DO THIS:
A faithful transcription of all the data is required.

WORKING DATA:
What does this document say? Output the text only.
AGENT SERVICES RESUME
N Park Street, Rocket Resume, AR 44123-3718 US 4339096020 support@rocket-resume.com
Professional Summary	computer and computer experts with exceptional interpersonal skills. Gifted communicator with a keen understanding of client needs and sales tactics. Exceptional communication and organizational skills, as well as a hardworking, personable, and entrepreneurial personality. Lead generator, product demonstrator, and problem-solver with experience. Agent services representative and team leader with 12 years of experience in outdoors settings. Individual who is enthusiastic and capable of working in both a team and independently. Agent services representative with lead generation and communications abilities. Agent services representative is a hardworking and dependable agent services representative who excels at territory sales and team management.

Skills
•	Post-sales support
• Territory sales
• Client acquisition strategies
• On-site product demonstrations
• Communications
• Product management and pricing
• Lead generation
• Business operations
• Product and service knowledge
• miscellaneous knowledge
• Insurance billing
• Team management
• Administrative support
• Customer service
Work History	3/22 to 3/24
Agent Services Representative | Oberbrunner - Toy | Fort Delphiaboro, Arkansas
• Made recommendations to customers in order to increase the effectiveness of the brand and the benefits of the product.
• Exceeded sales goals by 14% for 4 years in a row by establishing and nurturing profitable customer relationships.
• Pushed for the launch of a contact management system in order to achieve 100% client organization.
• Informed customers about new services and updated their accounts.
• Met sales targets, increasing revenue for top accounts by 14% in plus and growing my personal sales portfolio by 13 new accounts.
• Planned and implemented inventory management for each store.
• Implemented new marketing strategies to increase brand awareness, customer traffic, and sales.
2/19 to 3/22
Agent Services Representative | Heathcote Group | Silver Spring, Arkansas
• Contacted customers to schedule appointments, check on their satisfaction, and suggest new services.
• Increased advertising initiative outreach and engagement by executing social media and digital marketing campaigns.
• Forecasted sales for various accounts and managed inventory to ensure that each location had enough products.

EXERCISE OUTPUT:
What does this document say? Output the text only.
AGENT SERVICES RESUME
N Park Street, Rocket Resume, AR 44123-3718 US 4339096020 support@rocket-resume.com
Professional Summary	computer and computer experts with exceptional interpersonal skills. Gifted communicator with a keen understanding of client needs and sales tactics. Exceptional communication and organizational skills, as well as a hardworking, personable, and entrepreneurial personality. Lead generator, product demonstrator, and problem-solver with experience. Agent services representative and team leader with 12 years of experience in outdoors settings. Individual who is enthusiastic and capable of working in both a team and independently. Agent services representative with lead generation and communications abilities. Agent services representative is a hardworking and dependable agent services representative who excels at territory sales and team management.

Skills
•	Post-sales support
• Territory sales
• Client acquisition strategies
• On-site product demonstrations
• Communications
• Product management and pricing
• Lead generation
• Business operations
• Product and service knowledge
• miscellaneous knowledge
• Insurance billing
• Team management
• Administrative support
• Customer service
Work History	3/22 to 3/24
Agent Services Representative | Oberbrunner - Toy | Fort Delphiaboro, Arkansas
• Made recommendations to customers in order to increase the effectiveness of the brand and the benefits of the product.
• Exceeded sales goals by 14% for 4 years in a row by establishing and nurturing profitable customer relationships.
• Pushed for the launch of a contact management system in order to achieve 100% client organization.
• Informed customers about new services and updated their accounts.
• Met sales targets, increasing revenue for top accounts by 14% in plus and growing my personal sales portfolio by 13 new accounts.
• Planned and implemented inventory management for each store.
• Implemented new marketing strategies to increase brand awareness, customer traffic, and sales.
2/19 to 3/22
Agent Services Representative | Heathcote Group | Silver Spring, Arkansas
• Contacted customers to schedule appointments, check on their satisfaction, and suggest new services.
• Increased advertising initiative outreach and engagement by executing social media and digital marketing campaigns.
• Forecasted sales for various accounts and managed inventory to ensure that each location had enough products.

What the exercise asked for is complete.